Dataset entries on figures
>> start

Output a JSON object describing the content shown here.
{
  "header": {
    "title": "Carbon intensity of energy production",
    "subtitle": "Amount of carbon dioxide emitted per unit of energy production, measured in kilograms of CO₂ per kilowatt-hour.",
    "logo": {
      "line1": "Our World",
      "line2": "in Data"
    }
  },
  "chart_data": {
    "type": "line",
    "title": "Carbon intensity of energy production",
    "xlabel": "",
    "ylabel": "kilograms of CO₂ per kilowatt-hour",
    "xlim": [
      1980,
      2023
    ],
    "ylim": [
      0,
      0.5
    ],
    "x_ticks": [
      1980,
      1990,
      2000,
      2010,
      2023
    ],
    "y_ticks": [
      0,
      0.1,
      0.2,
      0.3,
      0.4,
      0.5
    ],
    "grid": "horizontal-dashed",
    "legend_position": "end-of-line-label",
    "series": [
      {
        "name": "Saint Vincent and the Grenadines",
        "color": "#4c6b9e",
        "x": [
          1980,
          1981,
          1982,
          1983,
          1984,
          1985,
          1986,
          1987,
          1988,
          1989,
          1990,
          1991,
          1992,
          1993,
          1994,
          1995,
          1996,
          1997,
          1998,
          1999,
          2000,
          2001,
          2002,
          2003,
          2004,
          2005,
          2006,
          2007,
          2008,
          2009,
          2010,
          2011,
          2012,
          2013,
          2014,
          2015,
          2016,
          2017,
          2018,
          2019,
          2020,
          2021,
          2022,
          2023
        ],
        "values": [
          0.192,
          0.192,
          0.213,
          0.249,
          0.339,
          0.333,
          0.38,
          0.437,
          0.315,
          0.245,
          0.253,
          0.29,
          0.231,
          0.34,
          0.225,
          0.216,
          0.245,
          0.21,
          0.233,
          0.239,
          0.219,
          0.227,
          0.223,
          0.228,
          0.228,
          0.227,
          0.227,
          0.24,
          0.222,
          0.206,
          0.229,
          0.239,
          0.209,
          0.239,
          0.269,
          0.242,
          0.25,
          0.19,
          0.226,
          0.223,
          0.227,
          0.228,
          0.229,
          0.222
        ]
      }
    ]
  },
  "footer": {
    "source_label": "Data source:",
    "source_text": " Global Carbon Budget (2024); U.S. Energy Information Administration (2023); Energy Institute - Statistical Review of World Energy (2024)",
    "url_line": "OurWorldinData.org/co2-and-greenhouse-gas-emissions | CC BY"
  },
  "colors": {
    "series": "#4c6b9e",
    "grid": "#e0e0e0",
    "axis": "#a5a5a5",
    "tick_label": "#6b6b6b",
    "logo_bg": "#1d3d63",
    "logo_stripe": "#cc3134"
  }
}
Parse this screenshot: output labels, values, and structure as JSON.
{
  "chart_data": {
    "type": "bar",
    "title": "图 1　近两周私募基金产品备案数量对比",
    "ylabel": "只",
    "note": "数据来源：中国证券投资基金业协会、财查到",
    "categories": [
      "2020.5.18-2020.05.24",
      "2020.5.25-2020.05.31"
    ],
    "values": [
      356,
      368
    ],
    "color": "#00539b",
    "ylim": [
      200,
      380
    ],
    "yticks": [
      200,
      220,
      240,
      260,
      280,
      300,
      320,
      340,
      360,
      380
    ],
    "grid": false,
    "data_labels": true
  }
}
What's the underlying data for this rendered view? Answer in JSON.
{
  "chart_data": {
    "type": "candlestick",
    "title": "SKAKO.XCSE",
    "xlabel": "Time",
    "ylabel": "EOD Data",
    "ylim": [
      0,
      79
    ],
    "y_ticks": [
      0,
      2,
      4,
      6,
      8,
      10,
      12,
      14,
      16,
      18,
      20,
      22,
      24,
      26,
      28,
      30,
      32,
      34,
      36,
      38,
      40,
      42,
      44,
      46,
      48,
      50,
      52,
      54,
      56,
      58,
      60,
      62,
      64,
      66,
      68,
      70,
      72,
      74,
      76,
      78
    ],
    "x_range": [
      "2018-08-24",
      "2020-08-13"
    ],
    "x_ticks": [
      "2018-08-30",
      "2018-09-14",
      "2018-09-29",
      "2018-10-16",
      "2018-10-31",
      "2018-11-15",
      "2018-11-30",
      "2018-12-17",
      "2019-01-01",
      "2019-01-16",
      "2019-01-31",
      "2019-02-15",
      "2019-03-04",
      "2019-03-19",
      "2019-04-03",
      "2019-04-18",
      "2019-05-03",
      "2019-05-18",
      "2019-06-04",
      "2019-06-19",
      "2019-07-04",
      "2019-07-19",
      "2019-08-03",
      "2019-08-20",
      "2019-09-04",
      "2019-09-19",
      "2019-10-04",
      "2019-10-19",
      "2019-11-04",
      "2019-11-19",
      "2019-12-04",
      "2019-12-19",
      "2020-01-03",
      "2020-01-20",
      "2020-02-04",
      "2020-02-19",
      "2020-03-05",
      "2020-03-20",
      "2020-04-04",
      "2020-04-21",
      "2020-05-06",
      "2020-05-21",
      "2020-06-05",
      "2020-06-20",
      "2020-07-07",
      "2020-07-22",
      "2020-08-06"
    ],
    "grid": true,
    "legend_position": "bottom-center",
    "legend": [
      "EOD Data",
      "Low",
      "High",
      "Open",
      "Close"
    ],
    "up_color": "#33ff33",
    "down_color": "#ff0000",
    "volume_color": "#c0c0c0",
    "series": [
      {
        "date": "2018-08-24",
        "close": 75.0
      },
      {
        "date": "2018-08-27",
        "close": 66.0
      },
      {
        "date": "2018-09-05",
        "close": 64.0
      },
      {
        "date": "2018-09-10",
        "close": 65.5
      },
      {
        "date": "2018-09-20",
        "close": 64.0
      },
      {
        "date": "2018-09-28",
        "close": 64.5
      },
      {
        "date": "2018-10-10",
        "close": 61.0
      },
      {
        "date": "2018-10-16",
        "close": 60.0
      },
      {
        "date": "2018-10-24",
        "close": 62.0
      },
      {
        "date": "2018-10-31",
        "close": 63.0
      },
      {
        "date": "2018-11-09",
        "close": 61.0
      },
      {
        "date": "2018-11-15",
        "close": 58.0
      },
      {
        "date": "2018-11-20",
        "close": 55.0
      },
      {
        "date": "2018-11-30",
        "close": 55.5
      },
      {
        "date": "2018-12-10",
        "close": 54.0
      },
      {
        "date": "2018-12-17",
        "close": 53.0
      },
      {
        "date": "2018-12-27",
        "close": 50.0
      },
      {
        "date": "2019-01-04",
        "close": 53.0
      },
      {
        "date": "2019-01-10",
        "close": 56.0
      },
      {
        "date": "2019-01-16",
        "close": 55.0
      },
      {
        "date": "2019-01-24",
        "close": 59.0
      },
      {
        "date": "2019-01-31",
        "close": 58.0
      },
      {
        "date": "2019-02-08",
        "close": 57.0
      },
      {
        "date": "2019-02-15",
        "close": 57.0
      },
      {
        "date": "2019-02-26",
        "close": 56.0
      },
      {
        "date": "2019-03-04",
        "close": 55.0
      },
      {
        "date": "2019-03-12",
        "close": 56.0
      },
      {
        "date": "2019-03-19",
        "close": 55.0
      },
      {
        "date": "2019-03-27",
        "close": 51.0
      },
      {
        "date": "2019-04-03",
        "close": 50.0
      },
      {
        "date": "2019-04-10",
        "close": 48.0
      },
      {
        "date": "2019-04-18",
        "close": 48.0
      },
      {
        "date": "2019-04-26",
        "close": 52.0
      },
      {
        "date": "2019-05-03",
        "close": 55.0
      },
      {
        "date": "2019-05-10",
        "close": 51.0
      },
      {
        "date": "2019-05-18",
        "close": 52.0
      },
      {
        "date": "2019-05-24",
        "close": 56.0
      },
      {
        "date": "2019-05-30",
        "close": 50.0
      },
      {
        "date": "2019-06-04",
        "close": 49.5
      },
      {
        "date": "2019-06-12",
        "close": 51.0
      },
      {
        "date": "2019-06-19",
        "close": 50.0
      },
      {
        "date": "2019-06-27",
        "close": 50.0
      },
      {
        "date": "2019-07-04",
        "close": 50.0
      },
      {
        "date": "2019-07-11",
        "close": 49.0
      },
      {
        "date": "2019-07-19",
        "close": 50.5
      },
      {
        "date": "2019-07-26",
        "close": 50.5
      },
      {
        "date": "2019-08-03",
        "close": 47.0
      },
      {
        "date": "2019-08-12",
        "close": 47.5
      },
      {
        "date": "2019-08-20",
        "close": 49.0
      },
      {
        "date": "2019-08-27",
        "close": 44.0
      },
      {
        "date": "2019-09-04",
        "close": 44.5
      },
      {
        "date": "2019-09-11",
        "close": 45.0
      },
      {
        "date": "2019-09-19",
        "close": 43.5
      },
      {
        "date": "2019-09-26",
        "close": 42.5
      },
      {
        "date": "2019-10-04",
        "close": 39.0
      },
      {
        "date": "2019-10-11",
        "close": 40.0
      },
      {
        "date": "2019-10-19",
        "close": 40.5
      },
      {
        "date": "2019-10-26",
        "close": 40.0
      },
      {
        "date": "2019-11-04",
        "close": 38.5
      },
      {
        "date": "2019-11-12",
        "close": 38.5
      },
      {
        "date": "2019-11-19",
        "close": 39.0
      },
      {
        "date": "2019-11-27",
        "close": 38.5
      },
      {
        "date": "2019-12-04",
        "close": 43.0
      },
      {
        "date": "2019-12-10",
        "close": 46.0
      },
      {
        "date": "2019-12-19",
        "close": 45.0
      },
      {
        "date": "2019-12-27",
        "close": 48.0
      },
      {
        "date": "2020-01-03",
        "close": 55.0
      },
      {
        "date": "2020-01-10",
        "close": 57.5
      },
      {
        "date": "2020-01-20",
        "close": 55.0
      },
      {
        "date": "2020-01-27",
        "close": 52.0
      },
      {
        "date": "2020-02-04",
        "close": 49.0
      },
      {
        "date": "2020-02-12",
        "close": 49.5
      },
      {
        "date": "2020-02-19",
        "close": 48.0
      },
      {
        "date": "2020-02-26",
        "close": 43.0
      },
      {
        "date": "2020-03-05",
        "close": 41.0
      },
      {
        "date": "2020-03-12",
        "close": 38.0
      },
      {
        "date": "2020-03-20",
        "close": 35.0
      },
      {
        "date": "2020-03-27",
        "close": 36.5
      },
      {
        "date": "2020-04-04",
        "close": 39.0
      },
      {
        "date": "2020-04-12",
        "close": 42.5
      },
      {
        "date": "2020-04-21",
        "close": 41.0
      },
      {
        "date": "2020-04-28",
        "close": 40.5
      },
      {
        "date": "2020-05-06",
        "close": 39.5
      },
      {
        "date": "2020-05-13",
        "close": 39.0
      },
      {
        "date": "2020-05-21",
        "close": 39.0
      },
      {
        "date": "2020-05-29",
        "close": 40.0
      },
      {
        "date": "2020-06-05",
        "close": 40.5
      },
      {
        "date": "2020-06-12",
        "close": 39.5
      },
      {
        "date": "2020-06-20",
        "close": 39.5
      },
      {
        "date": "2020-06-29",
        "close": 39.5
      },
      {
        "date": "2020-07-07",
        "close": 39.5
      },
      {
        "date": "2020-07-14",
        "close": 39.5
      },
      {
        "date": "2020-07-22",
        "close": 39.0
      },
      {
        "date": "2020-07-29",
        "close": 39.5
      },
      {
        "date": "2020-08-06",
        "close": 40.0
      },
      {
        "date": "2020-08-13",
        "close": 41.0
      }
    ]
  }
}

>> end
>> start

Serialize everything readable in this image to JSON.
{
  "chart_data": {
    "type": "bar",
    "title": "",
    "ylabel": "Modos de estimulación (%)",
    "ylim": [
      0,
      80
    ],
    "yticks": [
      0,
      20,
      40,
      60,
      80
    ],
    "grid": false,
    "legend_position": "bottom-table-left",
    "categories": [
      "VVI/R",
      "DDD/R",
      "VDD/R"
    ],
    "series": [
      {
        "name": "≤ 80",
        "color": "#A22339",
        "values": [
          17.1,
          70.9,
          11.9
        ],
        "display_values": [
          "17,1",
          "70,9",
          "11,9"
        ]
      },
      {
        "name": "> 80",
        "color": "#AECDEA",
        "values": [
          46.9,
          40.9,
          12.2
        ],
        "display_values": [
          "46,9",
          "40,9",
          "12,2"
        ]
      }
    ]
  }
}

>> end

Problem to work on »
How many of the lines above include the string "bottom"? Answer with the number only.

Full output »
2